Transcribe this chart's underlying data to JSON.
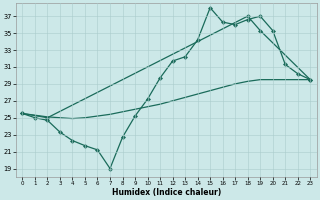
{
  "bg_color": "#cce8e8",
  "line_color": "#1a6b5a",
  "grid_color": "#aacccc",
  "xlabel": "Humidex (Indice chaleur)",
  "xlim": [
    -0.5,
    23.5
  ],
  "ylim": [
    18.0,
    38.5
  ],
  "yticks": [
    19,
    21,
    23,
    25,
    27,
    29,
    31,
    33,
    35,
    37
  ],
  "xticks": [
    0,
    1,
    2,
    3,
    4,
    5,
    6,
    7,
    8,
    9,
    10,
    11,
    12,
    13,
    14,
    15,
    16,
    17,
    18,
    19,
    20,
    21,
    22,
    23
  ],
  "series": [
    {
      "x": [
        0,
        1,
        2,
        3,
        4,
        5,
        6,
        7,
        8,
        9,
        10,
        11,
        12,
        13,
        14,
        15,
        16,
        17,
        18,
        19,
        20,
        21,
        22,
        23
      ],
      "y": [
        25.5,
        25.0,
        24.7,
        23.3,
        22.3,
        21.7,
        21.2,
        19.0,
        22.7,
        25.2,
        27.2,
        29.7,
        31.7,
        32.2,
        34.2,
        38.0,
        36.3,
        36.0,
        36.6,
        37.0,
        35.3,
        31.3,
        30.2,
        29.5
      ],
      "marker": "D",
      "markersize": 2.2,
      "linewidth": 0.9
    },
    {
      "x": [
        0,
        2,
        18,
        19,
        23
      ],
      "y": [
        25.5,
        25.0,
        37.0,
        35.3,
        29.5
      ],
      "marker": "D",
      "markersize": 2.2,
      "linewidth": 0.9
    },
    {
      "x": [
        0,
        1,
        2,
        3,
        4,
        5,
        6,
        7,
        8,
        9,
        10,
        11,
        12,
        13,
        14,
        15,
        16,
        17,
        18,
        19,
        20,
        21,
        22,
        23
      ],
      "y": [
        25.5,
        25.3,
        25.1,
        25.0,
        24.9,
        25.0,
        25.2,
        25.4,
        25.7,
        26.0,
        26.3,
        26.6,
        27.0,
        27.4,
        27.8,
        28.2,
        28.6,
        29.0,
        29.3,
        29.5,
        29.5,
        29.5,
        29.5,
        29.5
      ],
      "marker": null,
      "markersize": 0,
      "linewidth": 0.9
    }
  ],
  "tick_fontsize": 5.0,
  "xlabel_fontsize": 5.5,
  "figwidth": 3.2,
  "figheight": 2.0,
  "dpi": 100
}
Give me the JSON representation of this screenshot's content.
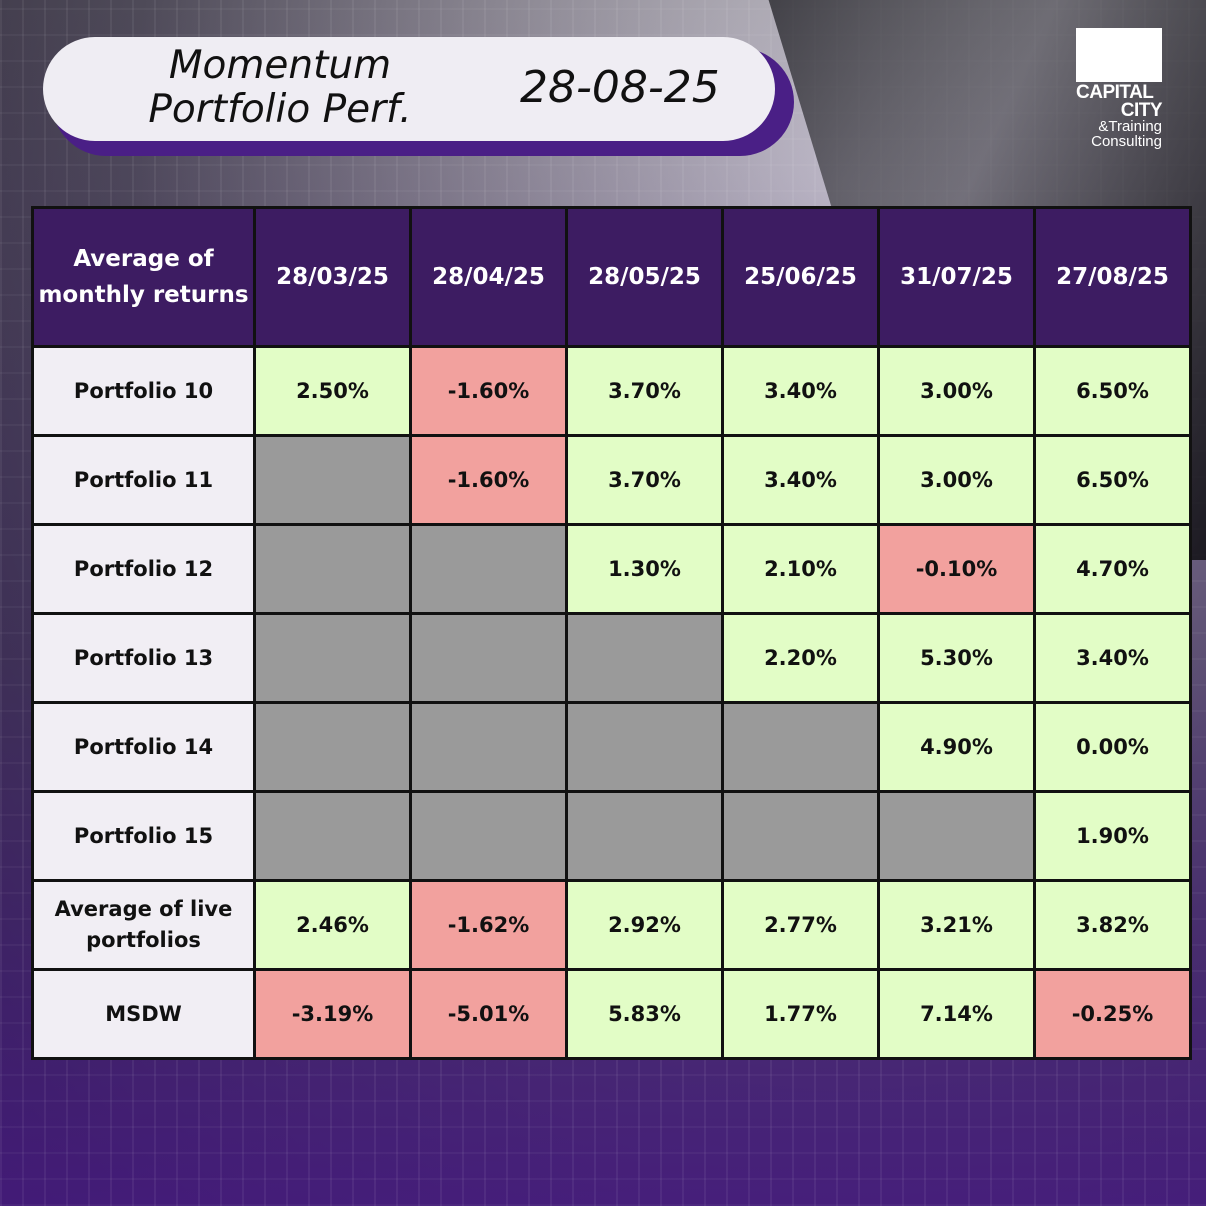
{
  "header": {
    "title_line1": "Momentum",
    "title_line2": "Portfolio Perf.",
    "date": "28-08-25"
  },
  "logo": {
    "line1": "CAPITAL",
    "line2": "CITY",
    "line3": "&Training",
    "line4": "Consulting"
  },
  "table": {
    "corner_label": "Average of monthly returns",
    "columns": [
      "28/03/25",
      "28/04/25",
      "28/05/25",
      "25/06/25",
      "31/07/25",
      "27/08/25"
    ],
    "rows": [
      {
        "label": "Portfolio 10",
        "cells": [
          {
            "v": "2.50%",
            "s": "pos"
          },
          {
            "v": "-1.60%",
            "s": "neg"
          },
          {
            "v": "3.70%",
            "s": "pos"
          },
          {
            "v": "3.40%",
            "s": "pos"
          },
          {
            "v": "3.00%",
            "s": "pos"
          },
          {
            "v": "6.50%",
            "s": "pos"
          }
        ]
      },
      {
        "label": "Portfolio 11",
        "cells": [
          {
            "v": "",
            "s": "empty"
          },
          {
            "v": "-1.60%",
            "s": "neg"
          },
          {
            "v": "3.70%",
            "s": "pos"
          },
          {
            "v": "3.40%",
            "s": "pos"
          },
          {
            "v": "3.00%",
            "s": "pos"
          },
          {
            "v": "6.50%",
            "s": "pos"
          }
        ]
      },
      {
        "label": "Portfolio 12",
        "cells": [
          {
            "v": "",
            "s": "empty"
          },
          {
            "v": "",
            "s": "empty"
          },
          {
            "v": "1.30%",
            "s": "pos"
          },
          {
            "v": "2.10%",
            "s": "pos"
          },
          {
            "v": "-0.10%",
            "s": "neg"
          },
          {
            "v": "4.70%",
            "s": "pos"
          }
        ]
      },
      {
        "label": "Portfolio 13",
        "cells": [
          {
            "v": "",
            "s": "empty"
          },
          {
            "v": "",
            "s": "empty"
          },
          {
            "v": "",
            "s": "empty"
          },
          {
            "v": "2.20%",
            "s": "pos"
          },
          {
            "v": "5.30%",
            "s": "pos"
          },
          {
            "v": "3.40%",
            "s": "pos"
          }
        ]
      },
      {
        "label": "Portfolio 14",
        "cells": [
          {
            "v": "",
            "s": "empty"
          },
          {
            "v": "",
            "s": "empty"
          },
          {
            "v": "",
            "s": "empty"
          },
          {
            "v": "",
            "s": "empty"
          },
          {
            "v": "4.90%",
            "s": "pos"
          },
          {
            "v": "0.00%",
            "s": "pos"
          }
        ]
      },
      {
        "label": "Portfolio 15",
        "cells": [
          {
            "v": "",
            "s": "empty"
          },
          {
            "v": "",
            "s": "empty"
          },
          {
            "v": "",
            "s": "empty"
          },
          {
            "v": "",
            "s": "empty"
          },
          {
            "v": "",
            "s": "empty"
          },
          {
            "v": "1.90%",
            "s": "pos"
          }
        ]
      },
      {
        "label": "Average of live portfolios",
        "cells": [
          {
            "v": "2.46%",
            "s": "pos"
          },
          {
            "v": "-1.62%",
            "s": "neg"
          },
          {
            "v": "2.92%",
            "s": "pos"
          },
          {
            "v": "2.77%",
            "s": "pos"
          },
          {
            "v": "3.21%",
            "s": "pos"
          },
          {
            "v": "3.82%",
            "s": "pos"
          }
        ]
      },
      {
        "label": "MSDW",
        "cells": [
          {
            "v": "-3.19%",
            "s": "neg"
          },
          {
            "v": "-5.01%",
            "s": "neg"
          },
          {
            "v": "5.83%",
            "s": "pos"
          },
          {
            "v": "1.77%",
            "s": "pos"
          },
          {
            "v": "7.14%",
            "s": "pos"
          },
          {
            "v": "-0.25%",
            "s": "neg"
          }
        ]
      }
    ]
  },
  "colors": {
    "header_bg": "#3d1c62",
    "positive": "#e2fdc6",
    "negative": "#f2a19e",
    "empty": "#9a9a9a",
    "row_label_bg": "#f1eef4",
    "pill_shadow": "#4a1f86"
  }
}
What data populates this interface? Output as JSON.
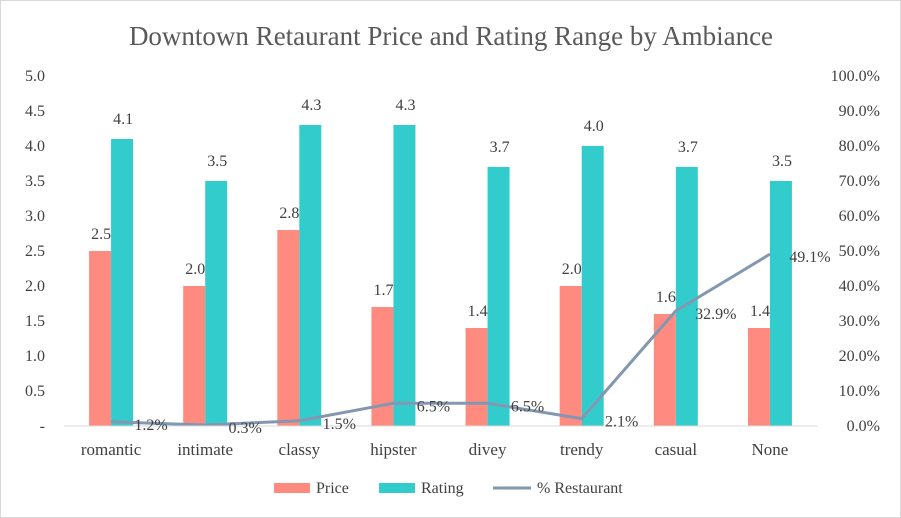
{
  "chart_data": {
    "type": "bar",
    "title": "Downtown Retaurant Price and Rating Range by Ambiance",
    "categories": [
      "romantic",
      "intimate",
      "classy",
      "hipster",
      "divey",
      "trendy",
      "casual",
      "None"
    ],
    "series": [
      {
        "name": "Price",
        "type": "bar",
        "axis": "left",
        "color": "#ff8a80",
        "values": [
          2.5,
          2.0,
          2.8,
          1.7,
          1.4,
          2.0,
          1.6,
          1.4
        ],
        "labels": [
          "2.5",
          "2.0",
          "2.8",
          "1.7",
          "1.4",
          "2.0",
          "1.6",
          "1.4"
        ]
      },
      {
        "name": "Rating",
        "type": "bar",
        "axis": "left",
        "color": "#33cccc",
        "values": [
          4.1,
          3.5,
          4.3,
          4.3,
          3.7,
          4.0,
          3.7,
          3.5
        ],
        "labels": [
          "4.1",
          "3.5",
          "4.3",
          "4.3",
          "3.7",
          "4.0",
          "3.7",
          "3.5"
        ]
      },
      {
        "name": "% Restaurant",
        "type": "line",
        "axis": "right",
        "color": "#8497b0",
        "values": [
          1.2,
          0.3,
          1.5,
          6.5,
          6.5,
          2.1,
          32.9,
          49.1
        ],
        "labels": [
          "1.2%",
          "0.3%",
          "1.5%",
          "6.5%",
          "6.5%",
          "2.1%",
          "32.9%",
          "49.1%"
        ]
      }
    ],
    "y_left": {
      "range": [
        0,
        5
      ],
      "ticks": [
        0,
        0.5,
        1,
        1.5,
        2,
        2.5,
        3,
        3.5,
        4,
        4.5,
        5
      ],
      "tick_labels": [
        "-",
        "0.5",
        "1.0",
        "1.5",
        "2.0",
        "2.5",
        "3.0",
        "3.5",
        "4.0",
        "4.5",
        "5.0"
      ]
    },
    "y_right": {
      "range": [
        0,
        100
      ],
      "ticks": [
        0,
        10,
        20,
        30,
        40,
        50,
        60,
        70,
        80,
        90,
        100
      ],
      "tick_labels": [
        "0.0%",
        "10.0%",
        "20.0%",
        "30.0%",
        "40.0%",
        "50.0%",
        "60.0%",
        "70.0%",
        "80.0%",
        "90.0%",
        "100.0%"
      ]
    },
    "grid": false,
    "legend": "bottom"
  }
}
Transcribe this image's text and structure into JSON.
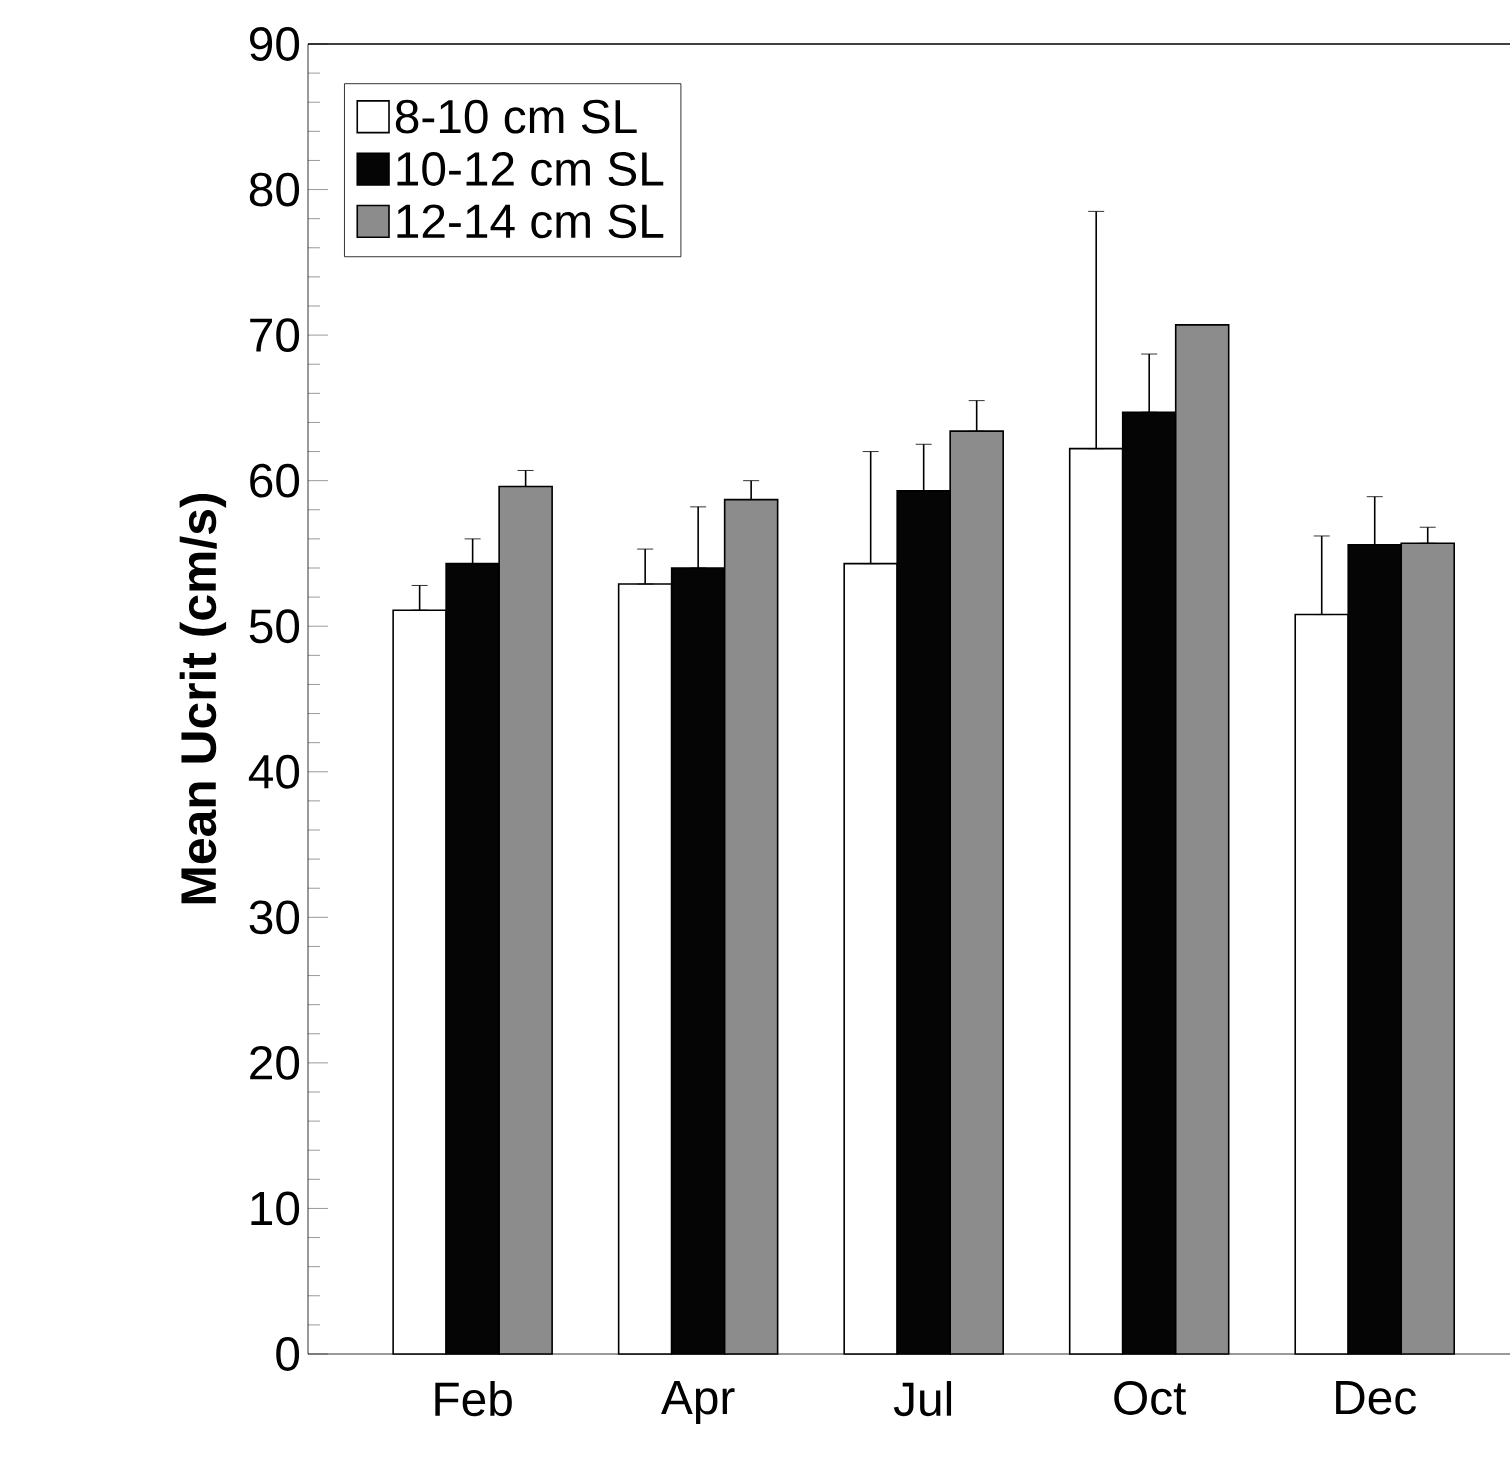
{
  "chart_data": {
    "type": "bar",
    "ylabel": "Mean Ucrit (cm/s)",
    "categories": [
      "Feb",
      "Apr",
      "Jul",
      "Oct",
      "Dec"
    ],
    "series": [
      {
        "name": "8-10 cm SL",
        "color": "#ffffff",
        "values": [
          51.1,
          52.9,
          54.3,
          62.2,
          50.8
        ],
        "errors": [
          [
            51.1,
            52.8
          ],
          [
            52.9,
            55.3
          ],
          [
            54.3,
            62.0
          ],
          [
            62.2,
            78.5
          ],
          [
            50.8,
            56.2
          ]
        ]
      },
      {
        "name": "10-12 cm SL",
        "color": "#050505",
        "values": [
          54.3,
          54.0,
          59.3,
          64.7,
          55.6
        ],
        "errors": [
          [
            54.3,
            56.0
          ],
          [
            54.0,
            58.2
          ],
          [
            59.3,
            62.5
          ],
          [
            64.7,
            68.7
          ],
          [
            55.6,
            58.9
          ]
        ]
      },
      {
        "name": "12-14 cm SL",
        "color": "#8c8c8c",
        "values": [
          59.6,
          58.7,
          63.4,
          70.7,
          55.7
        ],
        "errors": [
          [
            59.6,
            60.7
          ],
          [
            58.7,
            60.0
          ],
          [
            63.4,
            65.5
          ],
          null,
          [
            55.7,
            56.8
          ]
        ]
      }
    ],
    "ylim": [
      0,
      90
    ],
    "yticks": [
      0,
      10,
      20,
      30,
      40,
      50,
      60,
      70,
      80,
      90
    ],
    "grid": false,
    "legend": "top left"
  }
}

------------------------------------

• **Exercise requirements**: Identify and copy lines that hold the string "Rating".

• **Answer to the problem**:
    "title": "Downtown Retaurant Price and Rating Range by Ambiance",
        "name": "Rating",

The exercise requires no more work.